-- Problem statement --
In the passage on human impact on the earth, for what share of the roughly 3 million years of our genus were communities embedded in the feedback systems of their local ecosystems?

I realize that such a statement is far outside of the central principles of my society, that it is represented by only a very tiny subset of values and ideas, and that such a statement is easily rejected out of hand. But, it should be obvious that the many billions of small and large acts of accomplishment, largely disconnected from ecological realities, result in vast and rapid changes to our world, almost completely without design or reason.
Yet, we, each of us, are moved to ‘make our mark’, to achieve in ways that distinguish us....and, in the process, to add, incrementally, to the impact of the human species on total earth biophysical systems. The human animal has been doing this for all of its time as the dominant species, but for more than 99% of the nearly 3 million or so years that our genus has been tooling up its dominance, the communities and social organizations of the various species were embedded in the feedback systems of their local ecosystems, populations were small and impact was part of evolutionary adaptive processes. And note: there has never been before a single dominant species in the whole 4 billion history of life on the earth!
Today, our present species has rejected both recognizing and responding to ecological feedback information in favor of social and economic feedback; this is the ‘overcoming and defeating the forces of nature’ of which we are so proud. And today, we exist in many orders of magnitude greater numbers than any land animal of our physical size in the history of the earth; each using, on average, many times more resources per individual animal, while returning very little useful to the environment and much that is damaging; this is unlike every other species in the history of life.

(Annotated region listings)

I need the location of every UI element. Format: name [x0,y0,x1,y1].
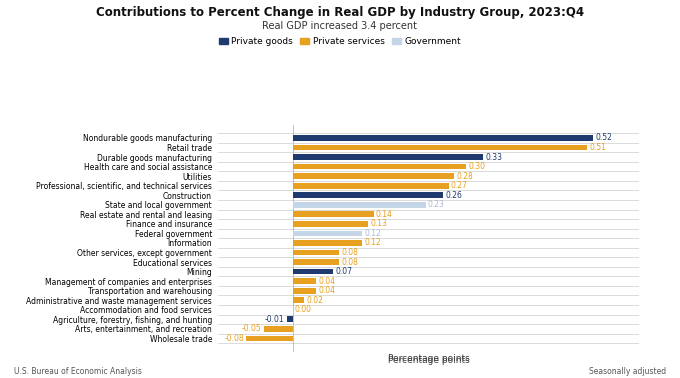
Bar [287,316,292,322]
Text: 0.04: 0.04 [318,277,335,286]
Text: 0.30: 0.30 [469,162,486,171]
Text: 0.28: 0.28 [457,172,473,181]
Bar [292,249,339,255]
Text: 0.23: 0.23 [428,200,445,209]
Bar [292,183,449,189]
Text: Percentage points: Percentage points [388,356,469,365]
Text: 0.04: 0.04 [318,286,335,295]
Bar [292,164,466,169]
Text: 0.00: 0.00 [295,305,312,314]
Text: 0.14: 0.14 [376,210,393,219]
Text: Seasonally adjusted: Seasonally adjusted [590,367,666,376]
Bar [246,336,292,341]
Bar [292,288,316,293]
Bar [292,211,373,217]
Bar [292,135,593,141]
Text: -0.08: -0.08 [224,334,244,343]
Text: 0.12: 0.12 [364,229,381,238]
Bar [292,269,333,274]
Text: 0.13: 0.13 [370,219,387,228]
Bar [292,173,454,179]
Text: Contributions to Percent Change in Real GDP by Industry Group, 2023:Q4: Contributions to Percent Change in Real … [96,6,584,19]
Text: 0.08: 0.08 [341,248,358,257]
Text: 0.33: 0.33 [486,152,503,161]
Bar [292,278,316,284]
Legend: Private goods, Private services, Government: Private goods, Private services, Governm… [215,34,465,50]
Text: 0.52: 0.52 [595,133,612,143]
Text: -0.05: -0.05 [242,324,262,333]
Text: 0.12: 0.12 [364,239,381,248]
Bar [264,326,292,332]
Bar [292,297,304,303]
Text: 0.07: 0.07 [335,267,352,276]
Text: 0.02: 0.02 [307,296,324,305]
Bar [292,192,443,198]
Text: U.S. Bureau of Economic Analysis: U.S. Bureau of Economic Analysis [14,367,141,376]
Bar [292,231,362,236]
Bar [292,240,362,246]
Text: 0.27: 0.27 [451,181,468,190]
Bar [292,259,339,265]
Text: 0.26: 0.26 [445,191,462,200]
X-axis label: Percentage points: Percentage points [388,354,469,363]
Text: Real GDP increased 3.4 percent: Real GDP increased 3.4 percent [262,21,418,31]
Bar [292,221,368,227]
Text: -0.01: -0.01 [265,315,285,324]
Bar [292,154,483,160]
Text: 0.51: 0.51 [590,143,607,152]
Bar [292,145,588,150]
Text: 0.08: 0.08 [341,257,358,266]
Bar [292,202,426,208]
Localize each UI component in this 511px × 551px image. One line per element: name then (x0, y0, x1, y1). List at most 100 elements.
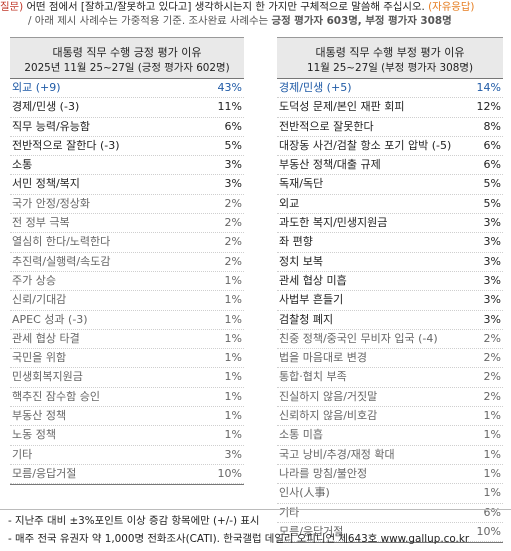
reason-percent: 3% (224, 177, 242, 191)
reason-row: 인사(人事) 1% (277, 484, 503, 504)
reason-row: 검찰청 폐지 3% (277, 311, 503, 330)
reason-row: 진실하지 않음/거짓말 2% (277, 388, 503, 408)
reason-label: 국가 안정/정상화 (12, 196, 91, 210)
reason-percent: 1% (483, 466, 501, 480)
reason-percent: 1% (483, 486, 501, 500)
reason-percent: 2% (224, 254, 242, 268)
reason-label: 주가 상승 (12, 273, 56, 287)
reason-label: 진실하지 않음/거짓말 (279, 389, 378, 403)
reason-row: 서민 정책/복지 3% (10, 175, 244, 195)
footnotes: - 지난주 대비 ±3%포인트 이상 증감 항목에만 (+/-) 표시 - 매주… (0, 509, 511, 548)
reason-row: 외교 5% (277, 195, 503, 215)
reason-label: 노동 정책 (12, 428, 56, 442)
reason-label: 통합·협치 부족 (279, 370, 347, 384)
positive-panel-subtitle: 2025년 11월 25~27일 (긍정 평가자 602명) (24, 62, 230, 74)
footnote-methodology: - 매주 전국 유권자 약 1,000명 전화조사(CATI). 한국갤럽 데일… (8, 533, 470, 545)
reason-percent: 1% (483, 447, 501, 461)
reason-label: 모름/응답거절 (12, 466, 77, 480)
reason-label: 모름/응답거절 (279, 524, 344, 538)
reason-percent: 2% (224, 196, 242, 210)
sample-counts: 긍정 평가자 603명, 부정 평가자 308명 (271, 15, 452, 27)
positive-panel-title: 대통령 직무 수행 긍정 평가 이유 (52, 46, 202, 59)
question-tag: (자유응답) (424, 1, 475, 13)
reason-row: 대장동 사건/검찰 항소 포기 압박 (-5) 6% (277, 137, 503, 157)
footnote-change-marker: - 지난주 대비 ±3%포인트 이상 증감 항목에만 (+/-) 표시 (8, 515, 260, 527)
reason-percent: 10% (476, 524, 501, 538)
negative-reasons-panel: 대통령 직무 수행 부정 평가 이유 11월 25~27일 (부정 평가자 30… (277, 37, 503, 544)
reason-row: 기타 6% (277, 504, 503, 523)
question-line-2: / 아래 제시 사례수는 가중적용 기준. 조사완료 사례수는 긍정 평가자 6… (0, 14, 511, 28)
reason-percent: 2% (224, 216, 242, 230)
question-prefix: 질문) (0, 1, 27, 13)
reason-label: 관세 협상 타결 (12, 331, 80, 345)
reason-percent: 6% (224, 119, 242, 133)
reason-percent: 3% (224, 447, 242, 461)
reason-label: 외교 (279, 196, 300, 210)
reason-percent: 14% (476, 81, 501, 94)
reason-row: 좌 편향 3% (277, 233, 503, 253)
reason-row: 모름/응답거절 10% (277, 523, 503, 543)
reason-percent: 10% (217, 466, 242, 480)
reason-row: 기타 3% (10, 446, 244, 465)
reason-percent: 6% (483, 505, 501, 519)
reason-row: 도덕성 문제/본인 재판 회피 12% (277, 98, 503, 118)
reason-percent: 2% (483, 389, 501, 403)
reason-label: 검찰청 폐지 (279, 312, 334, 326)
reason-label: 도덕성 문제/본인 재판 회피 (279, 100, 405, 114)
reason-row: 국고 낭비/추경/재정 확대 1% (277, 446, 503, 465)
reason-row: 경제/민생 (+5) 14% (277, 79, 503, 99)
reason-row: 정치 보복 3% (277, 253, 503, 272)
reason-label: 열심히 한다/노력한다 (12, 235, 111, 249)
reason-label: 신뢰하지 않음/비호감 (279, 409, 378, 423)
negative-panel-title: 대통령 직무 수행 부정 평가 이유 (315, 46, 465, 59)
reason-label: APEC 성과 (-3) (12, 312, 88, 326)
reason-label: 법을 마음대로 변경 (279, 351, 367, 365)
reason-row: 모름/응답거절 10% (10, 465, 244, 485)
reason-percent: 2% (483, 370, 501, 384)
reason-label: 경제/민생 (+5) (279, 81, 352, 94)
reason-percent: 3% (483, 312, 501, 326)
reason-row: 관세 협상 미흡 3% (277, 272, 503, 292)
reason-row: 소통 3% (10, 156, 244, 176)
question-main: 어떤 점에서 [잘하고/잘못하고 있다고] 생각하시는지 한 가지만 구체적으로… (26, 1, 425, 13)
positive-panel-header: 대통령 직무 수행 긍정 평가 이유 2025년 11월 25~27일 (긍정 … (10, 37, 244, 78)
reason-percent: 1% (224, 273, 242, 287)
reason-percent: 43% (217, 81, 242, 94)
reason-label: 전반적으로 잘한다 (-3) (12, 138, 120, 152)
reason-percent: 6% (483, 158, 501, 172)
reason-label: 부동산 정책 (12, 409, 67, 423)
reason-label: 전반적으로 잘못한다 (279, 119, 374, 133)
reason-percent: 8% (483, 119, 501, 133)
reason-percent: 5% (483, 196, 501, 210)
reason-label: 전 정부 극복 (12, 216, 70, 230)
reason-row: 추진력/실행력/속도감 2% (10, 253, 244, 272)
reason-row: 열심히 한다/노력한다 2% (10, 233, 244, 253)
negative-reasons-list: 경제/민생 (+5) 14% 도덕성 문제/본인 재판 회피 12% 전반적으로 잘못한… (277, 78, 503, 543)
negative-panel-subtitle: 11월 25~27일 (부정 평가자 308명) (307, 62, 473, 74)
reason-row: 친중 정책/중국인 무비자 입국 (-4) 2% (277, 330, 503, 350)
reason-percent: 1% (224, 293, 242, 307)
reason-label: 서민 정책/복지 (12, 177, 80, 191)
reason-label: 경제/민생 (-3) (12, 100, 80, 114)
reason-percent: 6% (483, 138, 501, 152)
reason-label: 소통 미흡 (279, 428, 323, 442)
reason-row: 국민을 위함 1% (10, 349, 244, 369)
reason-percent: 2% (483, 331, 501, 345)
reason-row: 핵추진 잠수함 승인 1% (10, 388, 244, 408)
reason-percent: 3% (483, 273, 501, 287)
reason-row: 부동산 정책 1% (10, 407, 244, 427)
reason-label: 부동산 정책/대출 규제 (279, 158, 381, 172)
reason-percent: 11% (217, 100, 242, 114)
reason-label: 국민을 위함 (12, 351, 67, 365)
reason-label: 외교 (+9) (12, 81, 61, 94)
reason-row: 통합·협치 부족 2% (277, 368, 503, 388)
reason-row: 소통 미흡 1% (277, 426, 503, 446)
reason-row: 과도한 복지/민생지원금 3% (277, 214, 503, 234)
reason-row: 나라를 망침/불안정 1% (277, 465, 503, 485)
reason-label: 정치 보복 (279, 254, 323, 268)
reason-row: 관세 협상 타결 1% (10, 330, 244, 350)
positive-reasons-panel: 대통령 직무 수행 긍정 평가 이유 2025년 11월 25~27일 (긍정 … (10, 37, 244, 486)
reason-percent: 1% (483, 428, 501, 442)
reason-row: 사법부 흔들기 3% (277, 291, 503, 311)
reason-percent: 2% (224, 235, 242, 249)
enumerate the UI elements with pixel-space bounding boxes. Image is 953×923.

-- Solution below --
More than 99% of that time.